• [Stated exercise] Output the data exactly, with every line intact.

Stored data entries
####

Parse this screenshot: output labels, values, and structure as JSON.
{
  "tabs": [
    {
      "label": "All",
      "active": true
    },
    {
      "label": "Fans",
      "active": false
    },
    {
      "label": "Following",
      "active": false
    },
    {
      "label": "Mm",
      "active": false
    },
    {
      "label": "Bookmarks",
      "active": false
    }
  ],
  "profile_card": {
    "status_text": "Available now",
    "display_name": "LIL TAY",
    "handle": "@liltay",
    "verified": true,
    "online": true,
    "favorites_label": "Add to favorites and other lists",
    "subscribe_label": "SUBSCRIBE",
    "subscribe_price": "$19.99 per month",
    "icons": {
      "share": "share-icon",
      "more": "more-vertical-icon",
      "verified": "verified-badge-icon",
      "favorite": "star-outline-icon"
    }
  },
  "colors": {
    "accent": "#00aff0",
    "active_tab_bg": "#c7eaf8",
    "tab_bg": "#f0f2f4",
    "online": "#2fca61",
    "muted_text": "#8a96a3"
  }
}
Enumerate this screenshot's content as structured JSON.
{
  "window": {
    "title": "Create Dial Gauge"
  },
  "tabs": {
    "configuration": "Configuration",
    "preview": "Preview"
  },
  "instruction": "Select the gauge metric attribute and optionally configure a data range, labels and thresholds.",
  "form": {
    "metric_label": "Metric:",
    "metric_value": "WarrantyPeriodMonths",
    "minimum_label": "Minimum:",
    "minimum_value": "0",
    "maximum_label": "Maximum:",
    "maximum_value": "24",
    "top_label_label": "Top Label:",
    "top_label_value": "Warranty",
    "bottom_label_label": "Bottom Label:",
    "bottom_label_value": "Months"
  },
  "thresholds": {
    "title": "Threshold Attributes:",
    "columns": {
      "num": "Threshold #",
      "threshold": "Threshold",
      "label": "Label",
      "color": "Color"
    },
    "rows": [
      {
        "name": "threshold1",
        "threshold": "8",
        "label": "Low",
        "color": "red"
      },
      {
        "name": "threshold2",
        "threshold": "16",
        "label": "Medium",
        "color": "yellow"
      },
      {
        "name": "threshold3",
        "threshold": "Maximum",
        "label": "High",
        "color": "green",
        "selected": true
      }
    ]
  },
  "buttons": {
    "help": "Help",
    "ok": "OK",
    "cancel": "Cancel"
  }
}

####

• [Result of the exercise]
Parse this screenshot: output labels, values, and structure as JSON.
{
  "tabs": [
    {
      "label": "All",
      "active": true
    },
    {
      "label": "Fans",
      "active": false
    },
    {
      "label": "Following",
      "active": false
    },
    {
      "label": "Mm",
      "active": false
    },
    {
      "label": "Bookmarks",
      "active": false
    }
  ],
  "profile_card": {
    "status_text": "Available now",
    "display_name": "LIL TAY",
    "handle": "@liltay",
    "verified": true,
    "online": true,
    "favorites_label": "Add to favorites and other lists",
    "subscribe_label": "SUBSCRIBE",
    "subscribe_price": "$19.99 per month",
    "icons": {
      "share": "share-icon",
      "more": "more-vertical-icon",
      "verified": "verified-badge-icon",
      "favorite": "star-outline-icon"
    }
  },
  "colors": {
    "accent": "#00aff0",
    "active_tab_bg": "#c7eaf8",
    "tab_bg": "#f0f2f4",
    "online": "#2fca61",
    "muted_text": "#8a96a3"
  }
}
Enumerate this screenshot's content as structured JSON.
{
  "window": {
    "title": "Create Dial Gauge"
  },
  "tabs": {
    "configuration": "Configuration",
    "preview": "Preview"
  },
  "instruction": "Select the gauge metric attribute and optionally configure a data range, labels and thresholds.",
  "form": {
    "metric_label": "Metric:",
    "metric_value": "WarrantyPeriodMonths",
    "minimum_label": "Minimum:",
    "minimum_value": "0",
    "maximum_label": "Maximum:",
    "maximum_value": "24",
    "top_label_label": "Top Label:",
    "top_label_value": "Warranty",
    "bottom_label_label": "Bottom Label:",
    "bottom_label_value": "Months"
  },
  "thresholds": {
    "title": "Threshold Attributes:",
    "columns": {
      "num": "Threshold #",
      "threshold": "Threshold",
      "label": "Label",
      "color": "Color"
    },
    "rows": [
      {
        "name": "threshold1",
        "threshold": "8",
        "label": "Low",
        "color": "red"
      },
      {
        "name": "threshold2",
        "threshold": "16",
        "label": "Medium",
        "color": "yellow"
      },
      {
        "name": "threshold3",
        "threshold": "Maximum",
        "label": "High",
        "color": "green",
        "selected": true
      }
    ]
  },
  "buttons": {
    "help": "Help",
    "ok": "OK",
    "cancel": "Cancel"
  }
}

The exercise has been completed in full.